To be done:
Scan the entries below. List each line with "value".

Dataset rows about figures:
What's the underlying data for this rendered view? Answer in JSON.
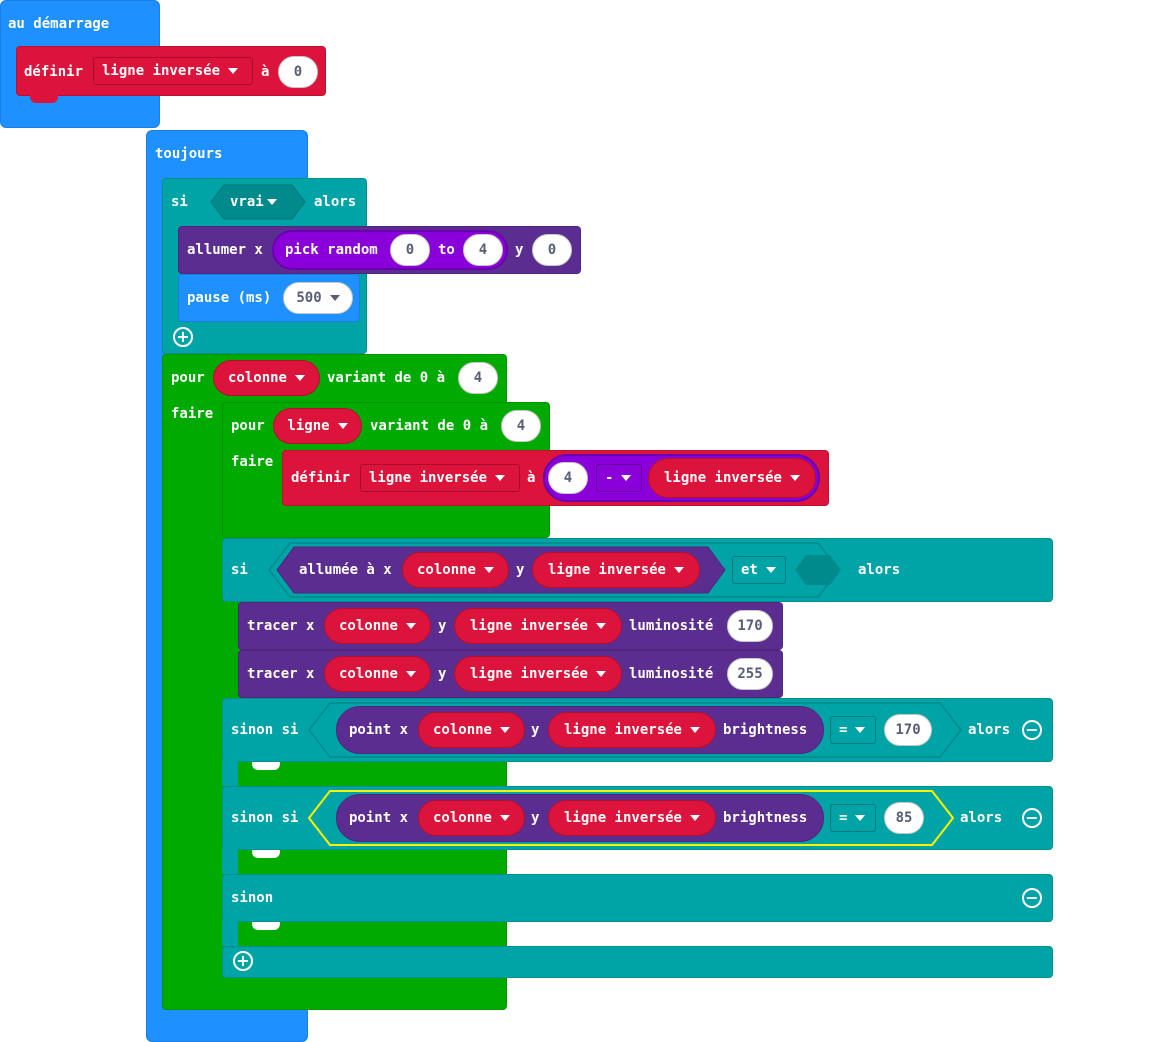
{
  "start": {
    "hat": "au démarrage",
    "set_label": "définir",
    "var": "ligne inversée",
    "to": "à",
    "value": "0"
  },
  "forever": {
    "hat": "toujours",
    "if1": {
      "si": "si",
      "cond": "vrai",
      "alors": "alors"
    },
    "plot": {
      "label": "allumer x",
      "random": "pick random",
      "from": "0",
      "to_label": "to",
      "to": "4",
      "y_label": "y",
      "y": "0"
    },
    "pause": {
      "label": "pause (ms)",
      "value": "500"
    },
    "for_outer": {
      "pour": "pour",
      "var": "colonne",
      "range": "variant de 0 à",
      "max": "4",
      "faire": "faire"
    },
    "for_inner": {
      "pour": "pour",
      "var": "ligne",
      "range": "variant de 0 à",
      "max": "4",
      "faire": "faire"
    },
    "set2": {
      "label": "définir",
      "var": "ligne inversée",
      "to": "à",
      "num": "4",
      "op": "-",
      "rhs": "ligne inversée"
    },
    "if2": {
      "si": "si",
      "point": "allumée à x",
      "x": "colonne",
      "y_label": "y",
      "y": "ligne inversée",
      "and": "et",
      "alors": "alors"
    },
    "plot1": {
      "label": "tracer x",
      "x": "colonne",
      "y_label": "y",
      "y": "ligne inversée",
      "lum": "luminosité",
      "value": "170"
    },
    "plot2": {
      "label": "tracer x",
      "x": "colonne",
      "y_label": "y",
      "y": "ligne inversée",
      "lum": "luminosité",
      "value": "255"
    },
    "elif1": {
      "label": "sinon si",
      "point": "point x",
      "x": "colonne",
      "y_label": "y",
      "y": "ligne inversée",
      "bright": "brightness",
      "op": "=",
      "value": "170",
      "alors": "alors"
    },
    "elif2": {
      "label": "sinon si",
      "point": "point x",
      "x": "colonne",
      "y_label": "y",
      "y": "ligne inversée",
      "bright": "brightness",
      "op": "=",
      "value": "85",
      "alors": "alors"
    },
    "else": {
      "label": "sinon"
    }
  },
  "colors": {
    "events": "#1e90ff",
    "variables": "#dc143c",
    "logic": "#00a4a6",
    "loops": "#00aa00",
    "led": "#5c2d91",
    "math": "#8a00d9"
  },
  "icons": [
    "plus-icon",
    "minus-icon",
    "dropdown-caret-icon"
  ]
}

Solution:
    "value": "0"
      "value": "500"
      "value": "170"
      "value": "255"
      "value": "170",
      "value": "85",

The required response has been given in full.